Given exercise.
Copy out each line below that has the word "icon" in it.

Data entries
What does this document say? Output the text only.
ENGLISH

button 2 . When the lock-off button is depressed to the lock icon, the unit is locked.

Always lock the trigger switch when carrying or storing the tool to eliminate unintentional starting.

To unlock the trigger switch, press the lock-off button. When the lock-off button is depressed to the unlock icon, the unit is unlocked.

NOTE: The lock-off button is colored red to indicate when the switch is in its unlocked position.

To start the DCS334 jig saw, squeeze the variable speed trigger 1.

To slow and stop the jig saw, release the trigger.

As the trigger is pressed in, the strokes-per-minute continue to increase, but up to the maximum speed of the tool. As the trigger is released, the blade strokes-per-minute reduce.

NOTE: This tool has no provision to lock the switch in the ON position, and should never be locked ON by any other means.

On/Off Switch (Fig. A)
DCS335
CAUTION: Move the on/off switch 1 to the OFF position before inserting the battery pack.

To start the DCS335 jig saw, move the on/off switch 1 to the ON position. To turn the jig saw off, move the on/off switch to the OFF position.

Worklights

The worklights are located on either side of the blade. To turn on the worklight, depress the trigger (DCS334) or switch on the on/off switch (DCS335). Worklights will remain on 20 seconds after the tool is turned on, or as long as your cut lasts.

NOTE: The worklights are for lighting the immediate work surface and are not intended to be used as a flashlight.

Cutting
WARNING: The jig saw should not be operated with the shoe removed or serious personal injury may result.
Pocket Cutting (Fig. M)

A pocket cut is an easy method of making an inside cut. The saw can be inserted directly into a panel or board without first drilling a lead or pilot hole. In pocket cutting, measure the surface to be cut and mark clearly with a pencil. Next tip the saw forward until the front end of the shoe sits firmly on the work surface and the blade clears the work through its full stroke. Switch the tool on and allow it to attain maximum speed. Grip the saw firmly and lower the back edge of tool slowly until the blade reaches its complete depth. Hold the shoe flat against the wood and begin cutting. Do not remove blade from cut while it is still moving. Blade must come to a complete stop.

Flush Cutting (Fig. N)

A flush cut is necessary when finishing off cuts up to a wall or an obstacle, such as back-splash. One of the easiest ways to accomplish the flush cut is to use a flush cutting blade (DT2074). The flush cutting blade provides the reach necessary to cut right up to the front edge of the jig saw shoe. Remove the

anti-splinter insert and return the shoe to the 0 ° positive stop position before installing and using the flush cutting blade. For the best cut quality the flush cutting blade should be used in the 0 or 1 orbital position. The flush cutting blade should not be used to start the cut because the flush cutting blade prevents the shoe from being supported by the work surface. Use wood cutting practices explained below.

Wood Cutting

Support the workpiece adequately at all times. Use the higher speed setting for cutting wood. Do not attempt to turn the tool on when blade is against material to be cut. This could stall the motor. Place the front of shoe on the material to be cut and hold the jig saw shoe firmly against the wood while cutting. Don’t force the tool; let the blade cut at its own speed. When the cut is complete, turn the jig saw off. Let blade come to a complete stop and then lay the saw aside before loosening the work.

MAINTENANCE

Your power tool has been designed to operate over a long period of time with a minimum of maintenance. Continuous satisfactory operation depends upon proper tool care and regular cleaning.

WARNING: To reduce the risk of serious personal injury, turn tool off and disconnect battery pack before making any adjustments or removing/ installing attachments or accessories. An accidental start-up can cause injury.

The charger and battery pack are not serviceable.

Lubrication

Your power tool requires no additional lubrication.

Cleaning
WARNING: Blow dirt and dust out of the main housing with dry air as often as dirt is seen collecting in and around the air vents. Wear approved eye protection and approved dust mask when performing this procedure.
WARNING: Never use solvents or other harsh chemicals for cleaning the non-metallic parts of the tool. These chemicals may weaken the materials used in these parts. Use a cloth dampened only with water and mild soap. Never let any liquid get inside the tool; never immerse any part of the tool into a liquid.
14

The response.
button 2 . When the lock-off button is depressed to the lock icon, the unit is locked.
To unlock the trigger switch, press the lock-off button. When the lock-off button is depressed to the unlock icon, the unit is unlocked.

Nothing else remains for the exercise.